___ EXTRACTED RECORDS
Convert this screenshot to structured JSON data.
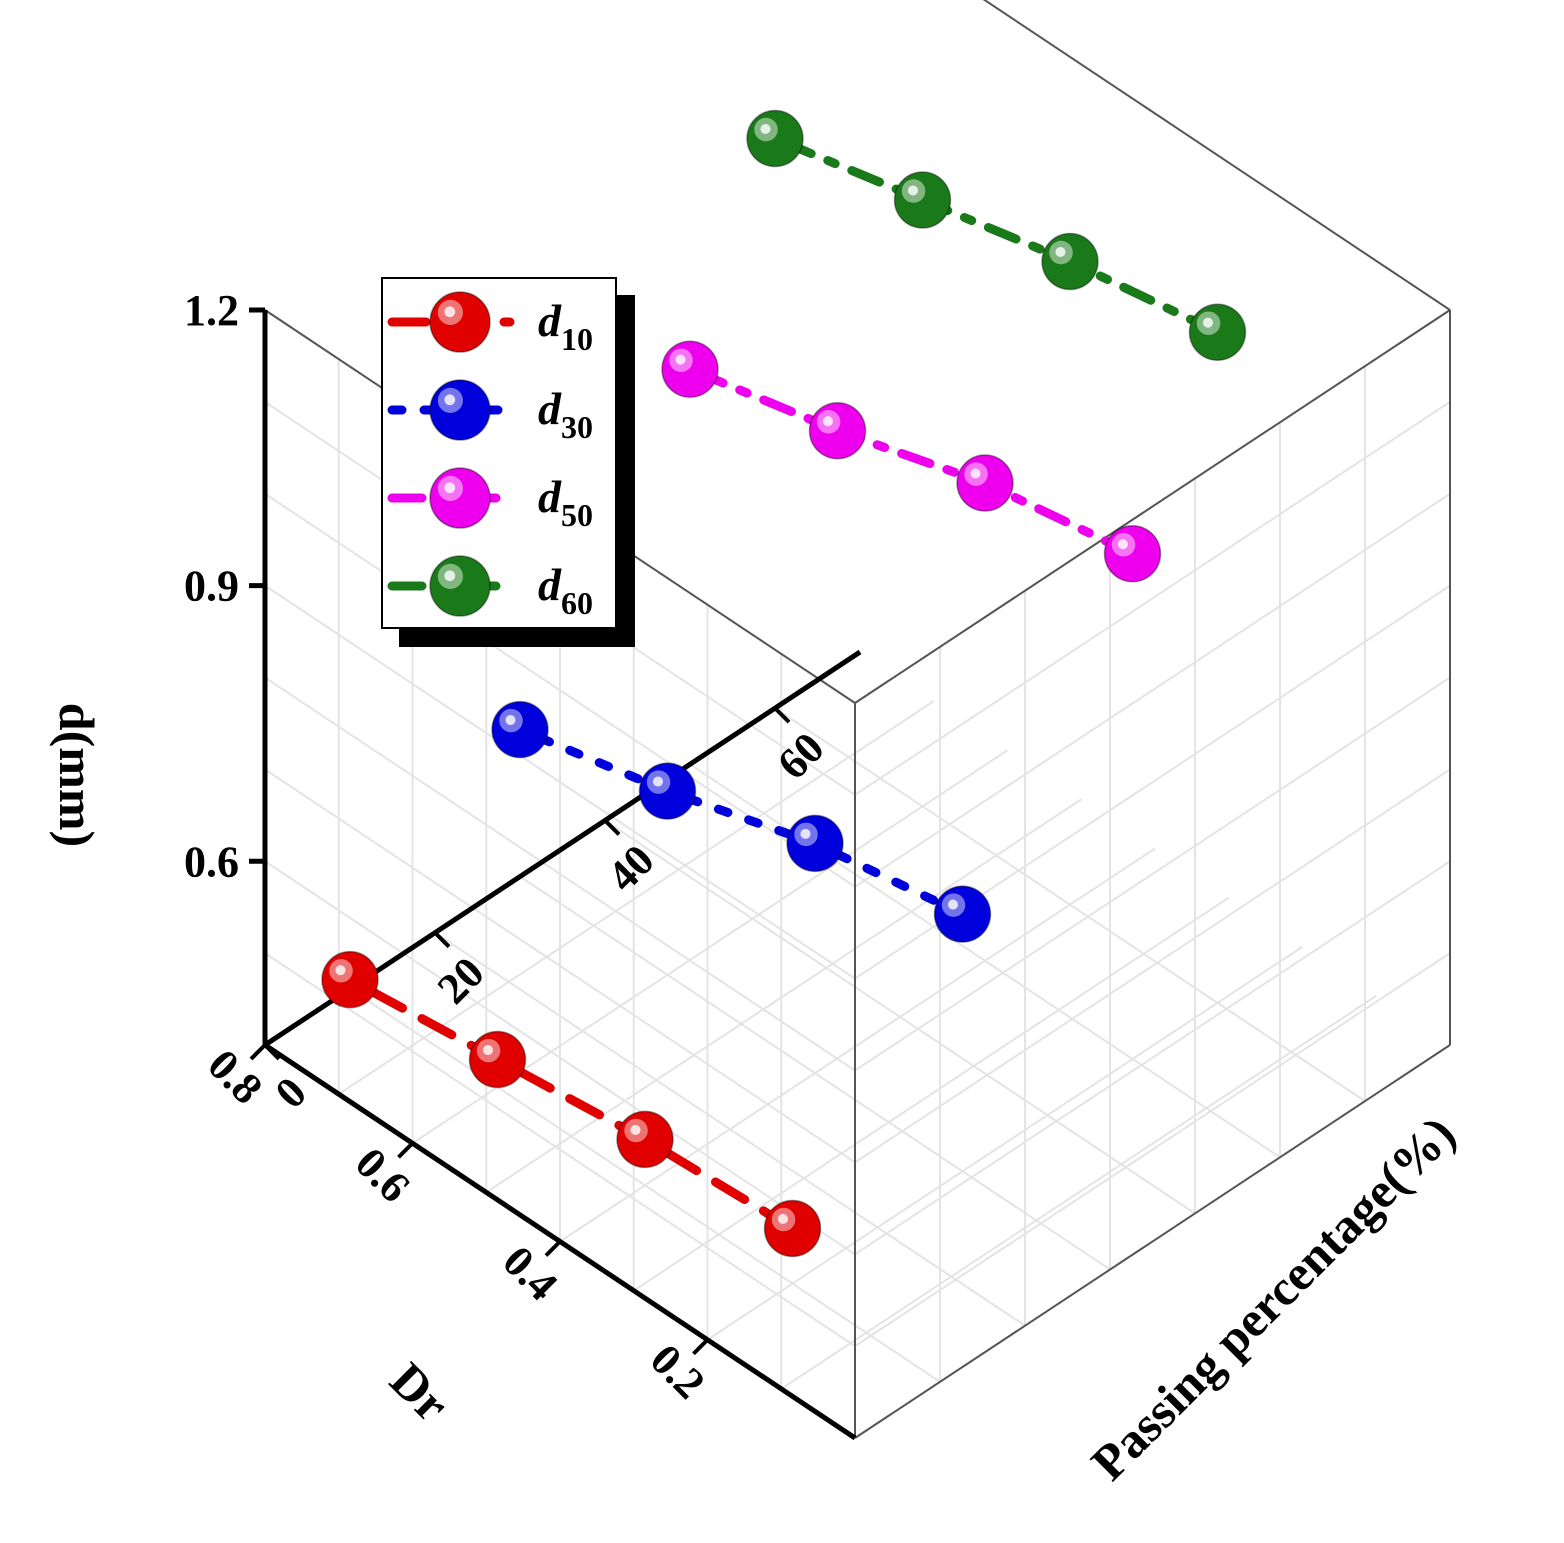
{
  "chart_data": {
    "type": "scatter",
    "projection": "3d",
    "title": "",
    "xlabel": "Dr",
    "ylabel": "Passing percentage(%)",
    "zlabel": "d(mm)",
    "xlim": [
      0.1,
      0.9
    ],
    "ylim": [
      0,
      70
    ],
    "zlim": [
      0.4,
      1.2
    ],
    "xticks": [
      "0.2",
      "0.4",
      "0.6",
      "0.8"
    ],
    "yticks": [
      "0",
      "20",
      "40",
      "60"
    ],
    "zticks": [
      "0.6",
      "0.9",
      "1.2"
    ],
    "grid": true,
    "legend_position": "top-left",
    "series": [
      {
        "name": "d10",
        "label_main": "d",
        "label_sub": "10",
        "color": "#e00000",
        "line_style": "dash",
        "passing": 10,
        "points": [
          {
            "dr": 0.2,
            "d": 0.46
          },
          {
            "dr": 0.4,
            "d": 0.45
          },
          {
            "dr": 0.6,
            "d": 0.43
          },
          {
            "dr": 0.8,
            "d": 0.41
          }
        ]
      },
      {
        "name": "d30",
        "label_main": "d",
        "label_sub": "30",
        "color": "#0000dd",
        "line_style": "dot",
        "passing": 30,
        "points": [
          {
            "dr": 0.2,
            "d": 0.68
          },
          {
            "dr": 0.4,
            "d": 0.65
          },
          {
            "dr": 0.6,
            "d": 0.6
          },
          {
            "dr": 0.8,
            "d": 0.56
          }
        ]
      },
      {
        "name": "d50",
        "label_main": "d",
        "label_sub": "50",
        "color": "#ee00ee",
        "line_style": "dashdot",
        "passing": 50,
        "points": [
          {
            "dr": 0.2,
            "d": 0.95
          },
          {
            "dr": 0.4,
            "d": 0.92
          },
          {
            "dr": 0.6,
            "d": 0.87
          },
          {
            "dr": 0.8,
            "d": 0.83
          }
        ]
      },
      {
        "name": "d60",
        "label_main": "d",
        "label_sub": "60",
        "color": "#1a7a1a",
        "line_style": "dashdot",
        "passing": 60,
        "points": [
          {
            "dr": 0.2,
            "d": 1.13
          },
          {
            "dr": 0.4,
            "d": 1.1
          },
          {
            "dr": 0.6,
            "d": 1.06
          },
          {
            "dr": 0.8,
            "d": 1.02
          }
        ]
      }
    ]
  }
}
______
All records above are to be printed exactly, minus the pictures they contain.

Convert this screenshot to structured JSON data.
{
  "chart_data": {
    "type": "scatter",
    "projection": "3d",
    "title": "",
    "xlabel": "Dr",
    "ylabel": "Passing percentage(%)",
    "zlabel": "d(mm)",
    "xlim": [
      0.1,
      0.9
    ],
    "ylim": [
      0,
      70
    ],
    "zlim": [
      0.4,
      1.2
    ],
    "xticks": [
      "0.2",
      "0.4",
      "0.6",
      "0.8"
    ],
    "yticks": [
      "0",
      "20",
      "40",
      "60"
    ],
    "zticks": [
      "0.6",
      "0.9",
      "1.2"
    ],
    "grid": true,
    "legend_position": "top-left",
    "series": [
      {
        "name": "d10",
        "label_main": "d",
        "label_sub": "10",
        "color": "#e00000",
        "line_style": "dash",
        "passing": 10,
        "points": [
          {
            "dr": 0.2,
            "d": 0.46
          },
          {
            "dr": 0.4,
            "d": 0.45
          },
          {
            "dr": 0.6,
            "d": 0.43
          },
          {
            "dr": 0.8,
            "d": 0.41
          }
        ]
      },
      {
        "name": "d30",
        "label_main": "d",
        "label_sub": "30",
        "color": "#0000dd",
        "line_style": "dot",
        "passing": 30,
        "points": [
          {
            "dr": 0.2,
            "d": 0.68
          },
          {
            "dr": 0.4,
            "d": 0.65
          },
          {
            "dr": 0.6,
            "d": 0.6
          },
          {
            "dr": 0.8,
            "d": 0.56
          }
        ]
      },
      {
        "name": "d50",
        "label_main": "d",
        "label_sub": "50",
        "color": "#ee00ee",
        "line_style": "dashdot",
        "passing": 50,
        "points": [
          {
            "dr": 0.2,
            "d": 0.95
          },
          {
            "dr": 0.4,
            "d": 0.92
          },
          {
            "dr": 0.6,
            "d": 0.87
          },
          {
            "dr": 0.8,
            "d": 0.83
          }
        ]
      },
      {
        "name": "d60",
        "label_main": "d",
        "label_sub": "60",
        "color": "#1a7a1a",
        "line_style": "dashdot",
        "passing": 60,
        "points": [
          {
            "dr": 0.2,
            "d": 1.13
          },
          {
            "dr": 0.4,
            "d": 1.1
          },
          {
            "dr": 0.6,
            "d": 1.06
          },
          {
            "dr": 0.8,
            "d": 1.02
          }
        ]
      }
    ]
  }
}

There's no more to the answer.